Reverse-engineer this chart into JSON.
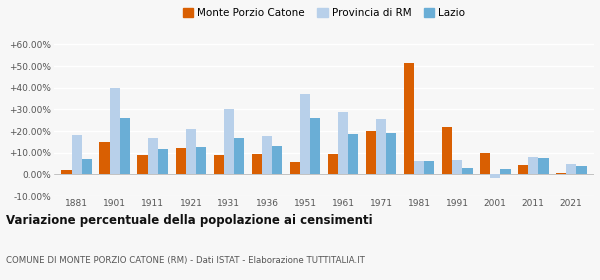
{
  "years": [
    1881,
    1901,
    1911,
    1921,
    1931,
    1936,
    1951,
    1961,
    1971,
    1981,
    1991,
    2001,
    2011,
    2021
  ],
  "monte_porzio": [
    2.0,
    15.0,
    9.0,
    12.0,
    9.0,
    9.5,
    5.5,
    9.5,
    20.0,
    51.5,
    22.0,
    10.0,
    4.5,
    0.5
  ],
  "provincia_rm": [
    18.0,
    40.0,
    17.0,
    21.0,
    30.0,
    17.5,
    37.0,
    29.0,
    25.5,
    6.0,
    6.5,
    -1.5,
    8.0,
    5.0
  ],
  "lazio": [
    7.0,
    26.0,
    11.5,
    12.5,
    17.0,
    13.0,
    26.0,
    18.5,
    19.0,
    6.0,
    3.0,
    2.5,
    7.5,
    4.0
  ],
  "color_monte": "#d95f02",
  "color_provincia": "#b8d0ea",
  "color_lazio": "#6aaed6",
  "ylim": [
    -10,
    65
  ],
  "yticks": [
    -10,
    0,
    10,
    20,
    30,
    40,
    50,
    60
  ],
  "ytick_labels": [
    "-10.00%",
    "0.00%",
    "+10.00%",
    "+20.00%",
    "+30.00%",
    "+40.00%",
    "+50.00%",
    "+60.00%"
  ],
  "title": "Variazione percentuale della popolazione ai censimenti",
  "subtitle": "COMUNE DI MONTE PORZIO CATONE (RM) - Dati ISTAT - Elaborazione TUTTITALIA.IT",
  "legend_labels": [
    "Monte Porzio Catone",
    "Provincia di RM",
    "Lazio"
  ],
  "background_color": "#f7f7f7",
  "bar_width": 0.27
}
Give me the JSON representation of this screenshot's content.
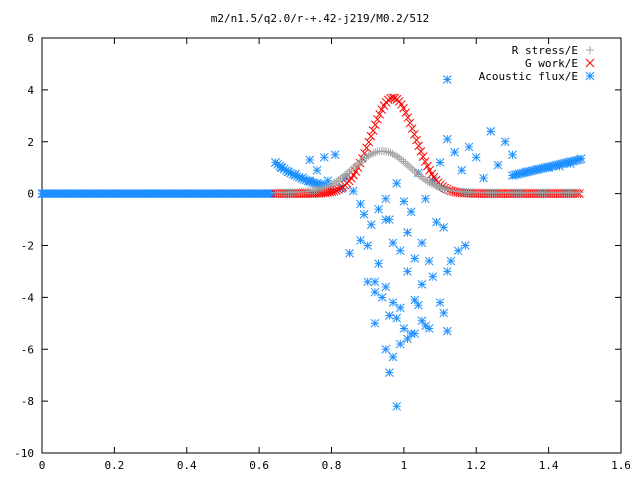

-=-=-=-=-

Write out the full listing verbatim, excluding its pictures.

Reverse-engineer this chart into JSON.
{
  "years": [
    1881,
    1901,
    1911,
    1921,
    1931,
    1936,
    1951,
    1961,
    1971,
    1981,
    1991,
    2001,
    2011,
    2021
  ],
  "monte_porzio": [
    2.0,
    15.0,
    9.0,
    12.0,
    9.0,
    9.5,
    5.5,
    9.5,
    20.0,
    51.5,
    22.0,
    10.0,
    4.5,
    0.5
  ],
  "provincia_rm": [
    18.0,
    40.0,
    17.0,
    21.0,
    30.0,
    17.5,
    37.0,
    29.0,
    25.5,
    6.0,
    6.5,
    -1.5,
    8.0,
    5.0
  ],
  "lazio": [
    7.0,
    26.0,
    11.5,
    12.5,
    17.0,
    13.0,
    26.0,
    18.5,
    19.0,
    6.0,
    3.0,
    2.5,
    7.5,
    4.0
  ],
  "color_monte": "#d95f02",
  "color_provincia": "#b8d0ea",
  "color_lazio": "#6aaed6",
  "ylim": [
    -10,
    65
  ],
  "yticks": [
    -10,
    0,
    10,
    20,
    30,
    40,
    50,
    60
  ],
  "ytick_labels": [
    "-10.00%",
    "0.00%",
    "+10.00%",
    "+20.00%",
    "+30.00%",
    "+40.00%",
    "+50.00%",
    "+60.00%"
  ],
  "title": "Variazione percentuale della popolazione ai censimenti",
  "subtitle": "COMUNE DI MONTE PORZIO CATONE (RM) - Dati ISTAT - Elaborazione TUTTITALIA.IT",
  "legend_labels": [
    "Monte Porzio Catone",
    "Provincia di RM",
    "Lazio"
  ],
  "background_color": "#f7f7f7",
  "bar_width": 0.27
}
Give me the JSON representation of this screenshot's content.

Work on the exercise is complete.